***** DATA EXTRACT

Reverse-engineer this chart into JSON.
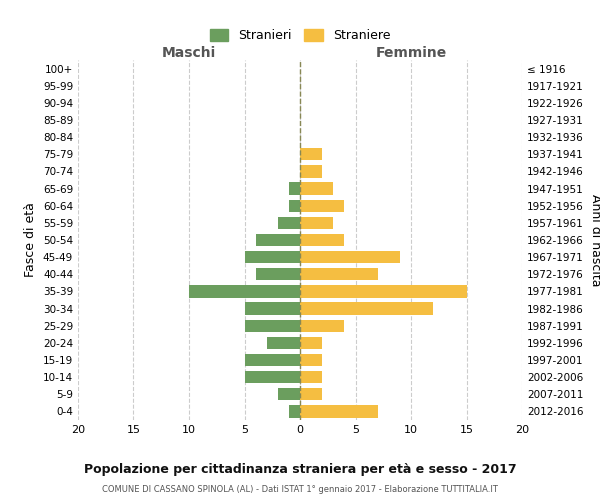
{
  "age_groups": [
    "100+",
    "95-99",
    "90-94",
    "85-89",
    "80-84",
    "75-79",
    "70-74",
    "65-69",
    "60-64",
    "55-59",
    "50-54",
    "45-49",
    "40-44",
    "35-39",
    "30-34",
    "25-29",
    "20-24",
    "15-19",
    "10-14",
    "5-9",
    "0-4"
  ],
  "birth_years": [
    "≤ 1916",
    "1917-1921",
    "1922-1926",
    "1927-1931",
    "1932-1936",
    "1937-1941",
    "1942-1946",
    "1947-1951",
    "1952-1956",
    "1957-1961",
    "1962-1966",
    "1967-1971",
    "1972-1976",
    "1977-1981",
    "1982-1986",
    "1987-1991",
    "1992-1996",
    "1997-2001",
    "2002-2006",
    "2007-2011",
    "2012-2016"
  ],
  "males": [
    0,
    0,
    0,
    0,
    0,
    0,
    0,
    1,
    1,
    2,
    4,
    5,
    4,
    10,
    5,
    5,
    3,
    5,
    5,
    2,
    1
  ],
  "females": [
    0,
    0,
    0,
    0,
    0,
    2,
    2,
    3,
    4,
    3,
    4,
    9,
    7,
    15,
    12,
    4,
    2,
    2,
    2,
    2,
    7
  ],
  "male_color": "#6b9e5e",
  "female_color": "#f5be41",
  "title": "Popolazione per cittadinanza straniera per età e sesso - 2017",
  "subtitle": "COMUNE DI CASSANO SPINOLA (AL) - Dati ISTAT 1° gennaio 2017 - Elaborazione TUTTITALIA.IT",
  "ylabel_left": "Fasce di età",
  "ylabel_right": "Anni di nascita",
  "legend_male": "Stranieri",
  "legend_female": "Straniere",
  "xlim": 20,
  "background_color": "#ffffff",
  "grid_color": "#cccccc",
  "maschi_label": "Maschi",
  "femmine_label": "Femmine",
  "dashed_line_color": "#888855"
}
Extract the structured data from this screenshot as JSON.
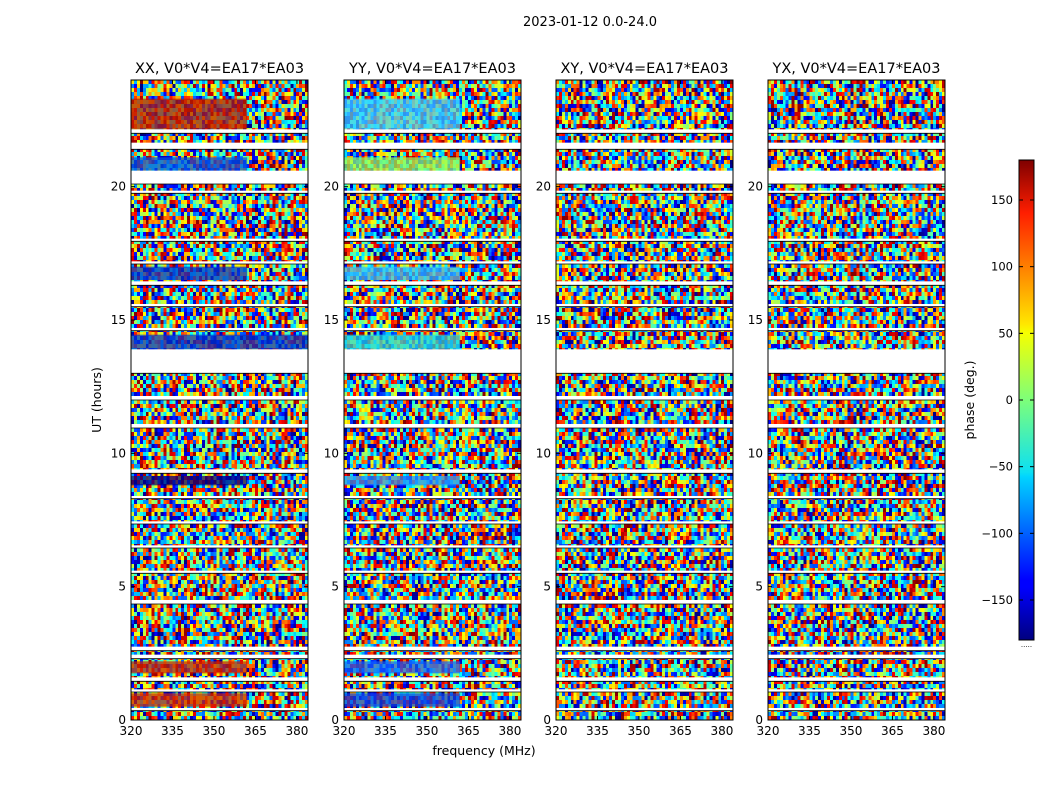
{
  "figure": {
    "suptitle": "2023-01-12 0.0-24.0"
  },
  "chart_data": [
    {
      "type": "heatmap",
      "title": "XX, V0*V4=EA17*EA03",
      "xlabel": "",
      "ylabel": "UT (hours)",
      "xlim": [
        320,
        384
      ],
      "ylim": [
        0,
        24
      ],
      "x_ticks": [
        320,
        335,
        350,
        365,
        380
      ],
      "y_ticks": [
        0,
        5,
        10,
        15,
        20
      ],
      "flagged_ut_ranges": [
        [
          0.35,
          0.45
        ],
        [
          1.05,
          1.15
        ],
        [
          1.45,
          1.6
        ],
        [
          2.3,
          2.45
        ],
        [
          2.6,
          2.75
        ],
        [
          4.35,
          4.5
        ],
        [
          5.5,
          5.6
        ],
        [
          6.45,
          6.55
        ],
        [
          7.35,
          7.45
        ],
        [
          8.3,
          8.4
        ],
        [
          9.25,
          9.4
        ],
        [
          10.95,
          11.1
        ],
        [
          12.0,
          12.15
        ],
        [
          13.0,
          13.9
        ],
        [
          14.6,
          14.7
        ],
        [
          15.5,
          15.6
        ],
        [
          16.3,
          16.45
        ],
        [
          17.1,
          17.2
        ],
        [
          17.95,
          18.05
        ],
        [
          19.75,
          19.85
        ],
        [
          20.1,
          20.6
        ],
        [
          21.4,
          21.65
        ],
        [
          22.0,
          22.15
        ]
      ],
      "color_regions": [
        {
          "ut": [
            0.5,
            1.0
          ],
          "f_max": 362,
          "color": "#cc2200"
        },
        {
          "ut": [
            1.75,
            2.2
          ],
          "f_max": 362,
          "color": "#cc2200"
        },
        {
          "ut": [
            8.8,
            9.15
          ],
          "f_max": 362,
          "color": "#000080"
        },
        {
          "ut": [
            13.9,
            14.45
          ],
          "f_max": 384,
          "color": "#0030cc"
        },
        {
          "ut": [
            16.5,
            17.0
          ],
          "f_max": 362,
          "color": "#0030cc"
        },
        {
          "ut": [
            20.6,
            21.1
          ],
          "f_max": 362,
          "color": "#0050e0"
        },
        {
          "ut": [
            22.15,
            23.3
          ],
          "f_max": 362,
          "color": "#b81a00"
        }
      ]
    },
    {
      "type": "heatmap",
      "title": "YY, V0*V4=EA17*EA03",
      "xlabel": "frequency (MHz)",
      "ylabel": "",
      "xlim": [
        320,
        384
      ],
      "ylim": [
        0,
        24
      ],
      "x_ticks": [
        320,
        335,
        350,
        365,
        380
      ],
      "y_ticks": [
        0,
        5,
        10,
        15,
        20
      ],
      "flagged_ut_ranges": [
        [
          0.35,
          0.45
        ],
        [
          1.05,
          1.15
        ],
        [
          1.45,
          1.6
        ],
        [
          2.3,
          2.45
        ],
        [
          2.6,
          2.75
        ],
        [
          4.35,
          4.5
        ],
        [
          5.5,
          5.6
        ],
        [
          6.45,
          6.55
        ],
        [
          7.35,
          7.45
        ],
        [
          8.3,
          8.4
        ],
        [
          9.25,
          9.4
        ],
        [
          10.95,
          11.1
        ],
        [
          12.0,
          12.15
        ],
        [
          13.0,
          13.9
        ],
        [
          14.6,
          14.7
        ],
        [
          15.5,
          15.6
        ],
        [
          16.3,
          16.45
        ],
        [
          17.1,
          17.2
        ],
        [
          17.95,
          18.05
        ],
        [
          19.75,
          19.85
        ],
        [
          20.1,
          20.6
        ],
        [
          21.4,
          21.65
        ],
        [
          22.0,
          22.15
        ]
      ],
      "color_regions": [
        {
          "ut": [
            0.5,
            1.0
          ],
          "f_max": 362,
          "color": "#1040e0"
        },
        {
          "ut": [
            1.75,
            2.2
          ],
          "f_max": 362,
          "color": "#1060ff"
        },
        {
          "ut": [
            8.8,
            9.15
          ],
          "f_max": 362,
          "color": "#2090ff"
        },
        {
          "ut": [
            13.9,
            14.45
          ],
          "f_max": 362,
          "color": "#20d8e0"
        },
        {
          "ut": [
            16.5,
            17.0
          ],
          "f_max": 362,
          "color": "#30c0ff"
        },
        {
          "ut": [
            20.6,
            21.1
          ],
          "f_max": 362,
          "color": "#90ff60"
        },
        {
          "ut": [
            22.15,
            23.3
          ],
          "f_max": 362,
          "color": "#40d0ff"
        }
      ]
    },
    {
      "type": "heatmap",
      "title": "XY, V0*V4=EA17*EA03",
      "xlabel": "",
      "ylabel": "",
      "xlim": [
        320,
        384
      ],
      "ylim": [
        0,
        24
      ],
      "x_ticks": [
        320,
        335,
        350,
        365,
        380
      ],
      "y_ticks": [
        0,
        5,
        10,
        15,
        20
      ],
      "flagged_ut_ranges": [
        [
          0.35,
          0.45
        ],
        [
          1.05,
          1.15
        ],
        [
          1.45,
          1.6
        ],
        [
          2.3,
          2.45
        ],
        [
          2.6,
          2.75
        ],
        [
          4.35,
          4.5
        ],
        [
          5.5,
          5.6
        ],
        [
          6.45,
          6.55
        ],
        [
          7.35,
          7.45
        ],
        [
          8.3,
          8.4
        ],
        [
          9.25,
          9.4
        ],
        [
          10.95,
          11.1
        ],
        [
          12.0,
          12.15
        ],
        [
          13.0,
          13.9
        ],
        [
          14.6,
          14.7
        ],
        [
          15.5,
          15.6
        ],
        [
          16.3,
          16.45
        ],
        [
          17.1,
          17.2
        ],
        [
          17.95,
          18.05
        ],
        [
          19.75,
          19.85
        ],
        [
          20.1,
          20.6
        ],
        [
          21.4,
          21.65
        ],
        [
          22.0,
          22.15
        ]
      ],
      "color_regions": []
    },
    {
      "type": "heatmap",
      "title": "YX, V0*V4=EA17*EA03",
      "xlabel": "",
      "ylabel": "",
      "xlim": [
        320,
        384
      ],
      "ylim": [
        0,
        24
      ],
      "x_ticks": [
        320,
        335,
        350,
        365,
        380
      ],
      "y_ticks": [
        0,
        5,
        10,
        15,
        20
      ],
      "flagged_ut_ranges": [
        [
          0.35,
          0.45
        ],
        [
          1.05,
          1.15
        ],
        [
          1.45,
          1.6
        ],
        [
          2.3,
          2.45
        ],
        [
          2.6,
          2.75
        ],
        [
          4.35,
          4.5
        ],
        [
          5.5,
          5.6
        ],
        [
          6.45,
          6.55
        ],
        [
          7.35,
          7.45
        ],
        [
          8.3,
          8.4
        ],
        [
          9.25,
          9.4
        ],
        [
          10.95,
          11.1
        ],
        [
          12.0,
          12.15
        ],
        [
          13.0,
          13.9
        ],
        [
          14.6,
          14.7
        ],
        [
          15.5,
          15.6
        ],
        [
          16.3,
          16.45
        ],
        [
          17.1,
          17.2
        ],
        [
          17.95,
          18.05
        ],
        [
          19.75,
          19.85
        ],
        [
          20.1,
          20.6
        ],
        [
          21.4,
          21.65
        ],
        [
          22.0,
          22.15
        ]
      ],
      "color_regions": []
    }
  ],
  "colorbar": {
    "label": "phase (deg.)",
    "range": [
      -180,
      180
    ],
    "ticks": [
      150,
      100,
      50,
      0,
      -50,
      -100,
      -150
    ],
    "tick_labels": [
      "150",
      "100",
      "50",
      "0",
      "−50",
      "−100",
      "−150"
    ],
    "colormap": "jet",
    "footer": "....."
  }
}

**********

[GOAL OF THE EXERCISE] Above is a listing; report how many of its lines include the word "JSON", giving the number only.

[WORKED SOLUTION] 2